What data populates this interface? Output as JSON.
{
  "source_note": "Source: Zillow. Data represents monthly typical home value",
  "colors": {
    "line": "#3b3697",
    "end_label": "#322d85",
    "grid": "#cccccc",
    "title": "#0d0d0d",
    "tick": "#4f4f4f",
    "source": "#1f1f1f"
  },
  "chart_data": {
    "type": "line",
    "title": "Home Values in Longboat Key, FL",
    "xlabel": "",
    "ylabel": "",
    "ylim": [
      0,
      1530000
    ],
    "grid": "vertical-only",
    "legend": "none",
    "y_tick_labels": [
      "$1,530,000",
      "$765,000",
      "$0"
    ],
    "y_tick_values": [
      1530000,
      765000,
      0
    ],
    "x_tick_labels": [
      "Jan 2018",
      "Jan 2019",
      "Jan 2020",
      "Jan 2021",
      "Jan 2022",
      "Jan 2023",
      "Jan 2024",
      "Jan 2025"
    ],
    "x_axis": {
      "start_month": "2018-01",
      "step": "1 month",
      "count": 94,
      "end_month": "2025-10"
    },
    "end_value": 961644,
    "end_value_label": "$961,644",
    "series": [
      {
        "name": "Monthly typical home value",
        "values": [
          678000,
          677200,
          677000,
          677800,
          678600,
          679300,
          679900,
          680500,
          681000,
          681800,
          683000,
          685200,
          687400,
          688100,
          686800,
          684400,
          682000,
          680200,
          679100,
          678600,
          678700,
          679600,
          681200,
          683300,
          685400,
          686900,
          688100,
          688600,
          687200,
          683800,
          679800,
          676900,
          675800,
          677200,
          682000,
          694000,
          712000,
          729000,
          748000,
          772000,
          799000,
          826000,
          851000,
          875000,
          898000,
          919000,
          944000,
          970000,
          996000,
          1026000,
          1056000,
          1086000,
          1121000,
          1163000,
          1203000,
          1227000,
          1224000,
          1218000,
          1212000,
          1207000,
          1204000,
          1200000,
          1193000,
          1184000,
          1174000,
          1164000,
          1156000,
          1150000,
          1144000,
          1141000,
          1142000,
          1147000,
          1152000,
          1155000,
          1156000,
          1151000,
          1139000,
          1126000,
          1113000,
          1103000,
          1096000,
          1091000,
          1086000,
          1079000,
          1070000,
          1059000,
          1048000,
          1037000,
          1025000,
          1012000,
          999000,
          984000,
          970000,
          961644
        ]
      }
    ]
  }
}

******************************

_AIM OF THE EXERCISE_: Go through the listing and print each line exactly as it appears.

_THE COMPLETED TASK_:
What data populates this interface? Output as JSON.
{
  "source_note": "Source: Zillow. Data represents monthly typical home value",
  "colors": {
    "line": "#3b3697",
    "end_label": "#322d85",
    "grid": "#cccccc",
    "title": "#0d0d0d",
    "tick": "#4f4f4f",
    "source": "#1f1f1f"
  },
  "chart_data": {
    "type": "line",
    "title": "Home Values in Longboat Key, FL",
    "xlabel": "",
    "ylabel": "",
    "ylim": [
      0,
      1530000
    ],
    "grid": "vertical-only",
    "legend": "none",
    "y_tick_labels": [
      "$1,530,000",
      "$765,000",
      "$0"
    ],
    "y_tick_values": [
      1530000,
      765000,
      0
    ],
    "x_tick_labels": [
      "Jan 2018",
      "Jan 2019",
      "Jan 2020",
      "Jan 2021",
      "Jan 2022",
      "Jan 2023",
      "Jan 2024",
      "Jan 2025"
    ],
    "x_axis": {
      "start_month": "2018-01",
      "step": "1 month",
      "count": 94,
      "end_month": "2025-10"
    },
    "end_value": 961644,
    "end_value_label": "$961,644",
    "series": [
      {
        "name": "Monthly typical home value",
        "values": [
          678000,
          677200,
          677000,
          677800,
          678600,
          679300,
          679900,
          680500,
          681000,
          681800,
          683000,
          685200,
          687400,
          688100,
          686800,
          684400,
          682000,
          680200,
          679100,
          678600,
          678700,
          679600,
          681200,
          683300,
          685400,
          686900,
          688100,
          688600,
          687200,
          683800,
          679800,
          676900,
          675800,
          677200,
          682000,
          694000,
          712000,
          729000,
          748000,
          772000,
          799000,
          826000,
          851000,
          875000,
          898000,
          919000,
          944000,
          970000,
          996000,
          1026000,
          1056000,
          1086000,
          1121000,
          1163000,
          1203000,
          1227000,
          1224000,
          1218000,
          1212000,
          1207000,
          1204000,
          1200000,
          1193000,
          1184000,
          1174000,
          1164000,
          1156000,
          1150000,
          1144000,
          1141000,
          1142000,
          1147000,
          1152000,
          1155000,
          1156000,
          1151000,
          1139000,
          1126000,
          1113000,
          1103000,
          1096000,
          1091000,
          1086000,
          1079000,
          1070000,
          1059000,
          1048000,
          1037000,
          1025000,
          1012000,
          999000,
          984000,
          970000,
          961644
        ]
      }
    ]
  }
}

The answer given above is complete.